** Start of EXCERPTED TEXT **

Thursday, May 30, 2019

Hey, Mom! Talking to My Mother #1170 (SoD1561) - Throwback Thursday for 1905.30

summer fair 1966
Hey, Mom! Talking to My Mother #1170 (SoD1561) - Throwback Thursday for 1905.30

A few random bits this week. Not much to say.

Melancholy.


WRITTEN ABOUT HERE -
https://ew.com/tv/2019/05/21/george-r-r-martin-game-of-thrones-finale-books/

text below from by George RR Martin
http://georgerrmartin.com/notablog/2019/05/20/an-ending/

An Ending

MAY 20, 2019

The last night, the last show.   After eight epic seasons, HBO’s GAME OF THRONES series has come to an end.
It is hard to believe it is over, if truth be told.   The years have gone past in the blink of an eye.  Can it really have been more than a decade since my manager Vince Gerardis set up a meeting at the Palm in LA, and I sat down for the first time with David Benioff and D.B. Weiss for a lunch that lasted well past dinner?  I asked them if they knew who Jon Snow’s mother was.   Fortunately, they did.

** End of EXCERPTED TEXT **
** Start of DATASET ENTRIES **

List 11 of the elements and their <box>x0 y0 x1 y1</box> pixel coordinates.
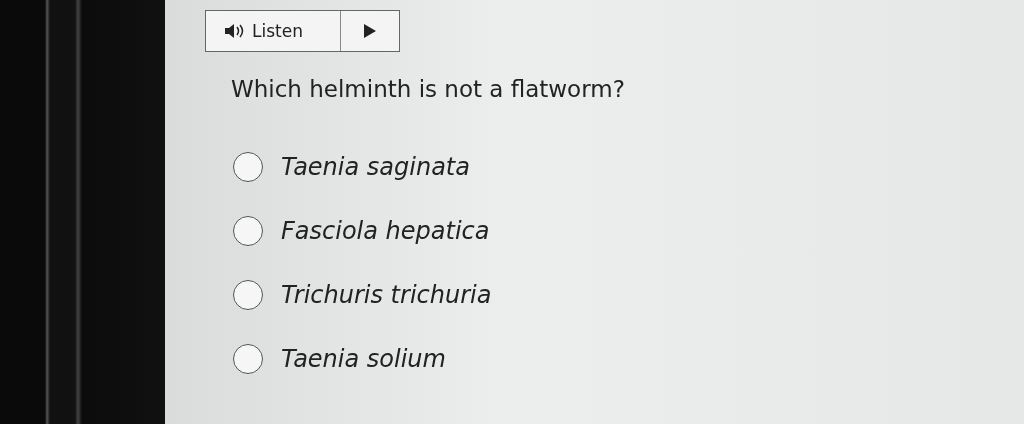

** End of DATASET ENTRIES **
** Start of DATASET ENTRIES **

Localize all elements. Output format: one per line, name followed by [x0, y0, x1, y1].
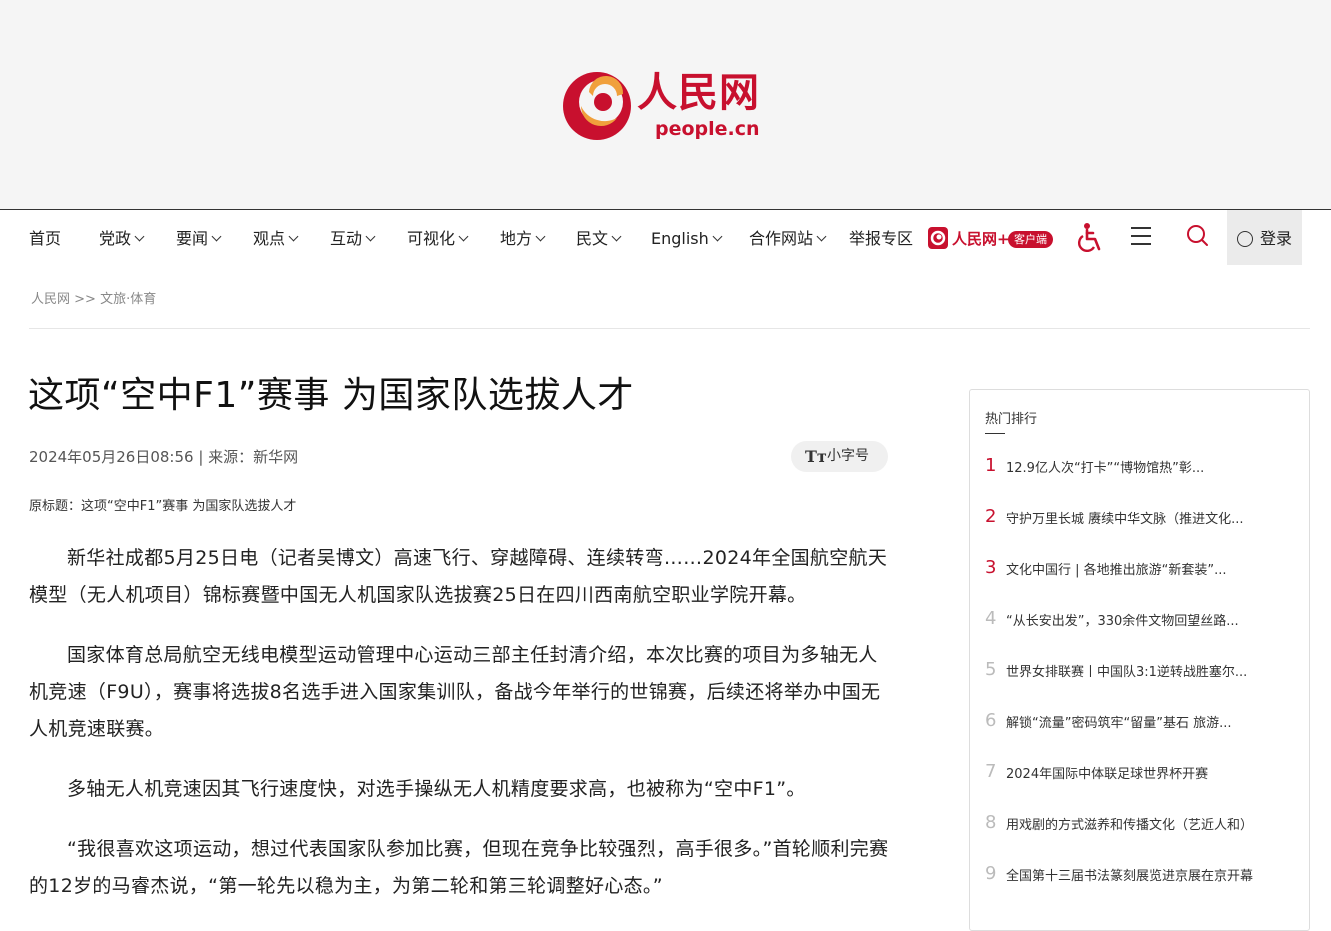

** End of DATASET ENTRIES **

- **WORK TO BE COMPLETED**:
Reproduce the passage of the Game of Thrones post starting at "The last night, the" and ending at "Fortunately, they did.". The rows are not needed for this work.

- **COMPLETE RESPONSE**:
The last night, the last show.   After eight epic seasons, HBO’s GAME OF THRONES series has come to an end.
It is hard to believe it is over, if truth be told.   The years have gone past in the blink of an eye.  Can it really have been more than a decade since my manager Vince Gerardis set up a meeting at the Palm in LA, and I sat down for the first time with David Benioff and D.B. Weiss for a lunch that lasted well past dinner?  I asked them if they knew who Jon Snow’s mother was.   Fortunately, they did.